[Start DATA SUPPLIED]

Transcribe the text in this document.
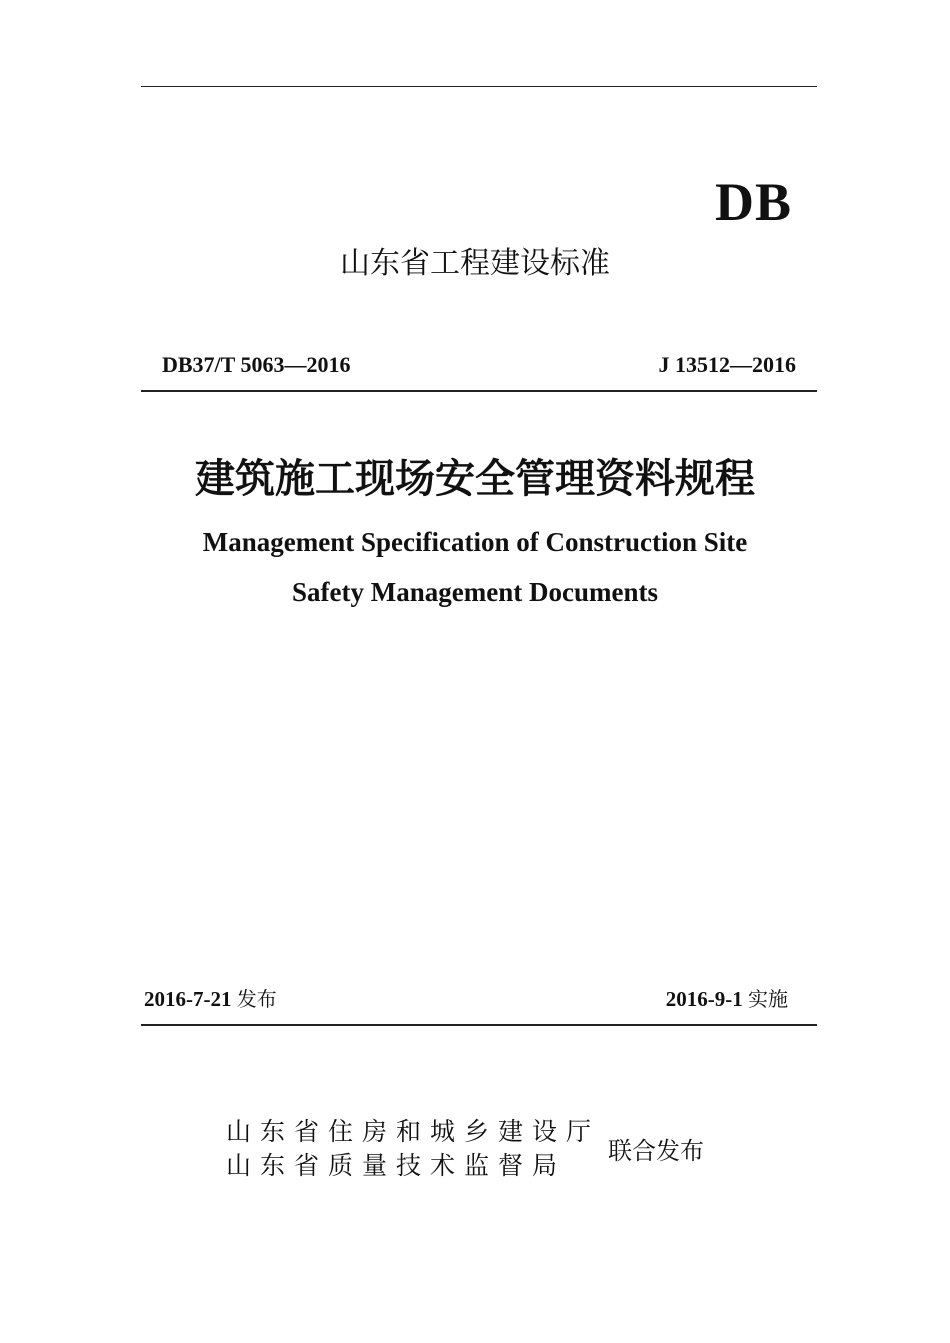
DB
山东省工程建设标准
DB37/T 5063—2016	J 13512—2016
建筑施工现场安全管理资料规程
Management Specification of Construction Site
Safety Management Documents
2016-7-21 发布	2016-9-1 实施
山东省住房和城乡建设厅
山东省质量技术监督局 联合发布
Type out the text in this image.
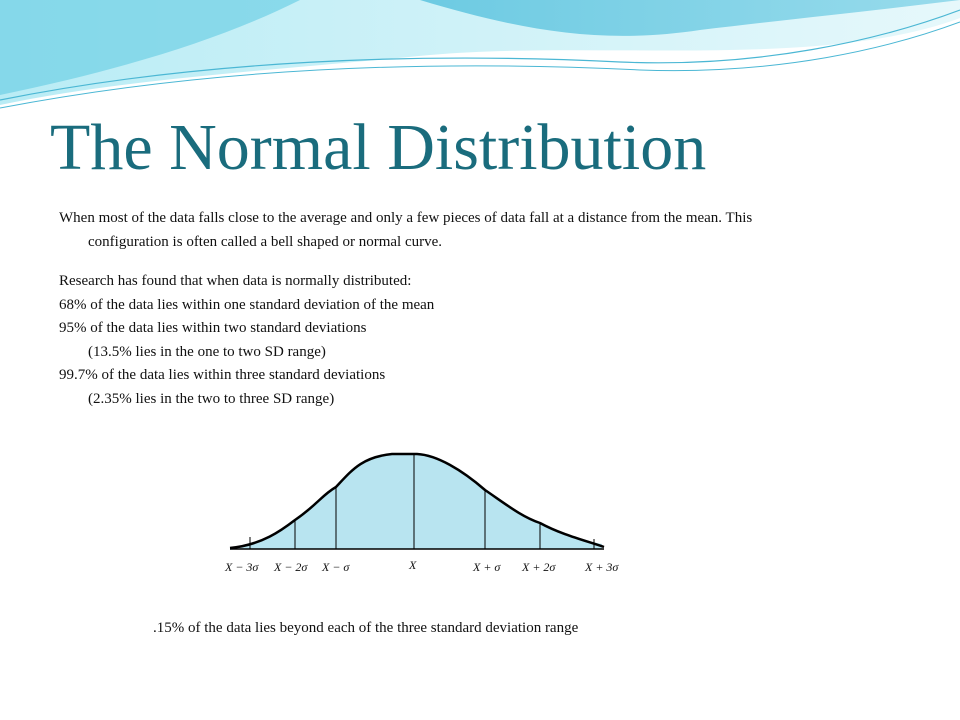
The Normal Distribution

When most of the data falls close to the average and only a few pieces of data fall at a distance from the mean. This

configuration is often called a bell shaped or normal curve.

Research has found that when data is normally distributed:

68% of the data lies within one standard deviation of the mean

95% of the data lies within two standard deviations

(13.5% lies in the one to two SD range)

99.7% of the data lies within three standard deviations

(2.35% lies in the two to three SD range)

X − 3σ X − 2σ X − σ	X	X + σ X + 2σ X + 3σ
.15% of the data lies beyond each of the three standard deviation range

[End DATA SUPPLIED]

Please repeat the entries exactly. Do not include the pictures.

▶ [TASK RESPONSE]
Transcribe the text in this document.
DB
山东省工程建设标准
DB37/T 5063—2016	J 13512—2016
建筑施工现场安全管理资料规程
Management Specification of Construction Site
Safety Management Documents
2016-7-21 发布	2016-9-1 实施
山东省住房和城乡建设厅
山东省质量技术监督局 联合发布
Type out the text in this image.
The Normal Distribution

When most of the data falls close to the average and only a few pieces of data fall at a distance from the mean. This

configuration is often called a bell shaped or normal curve.

Research has found that when data is normally distributed:

68% of the data lies within one standard deviation of the mean

95% of the data lies within two standard deviations

(13.5% lies in the one to two SD range)

99.7% of the data lies within three standard deviations

(2.35% lies in the two to three SD range)

X − 3σ X − 2σ X − σ	X	X + σ X + 2σ X + 3σ
.15% of the data lies beyond each of the three standard deviation range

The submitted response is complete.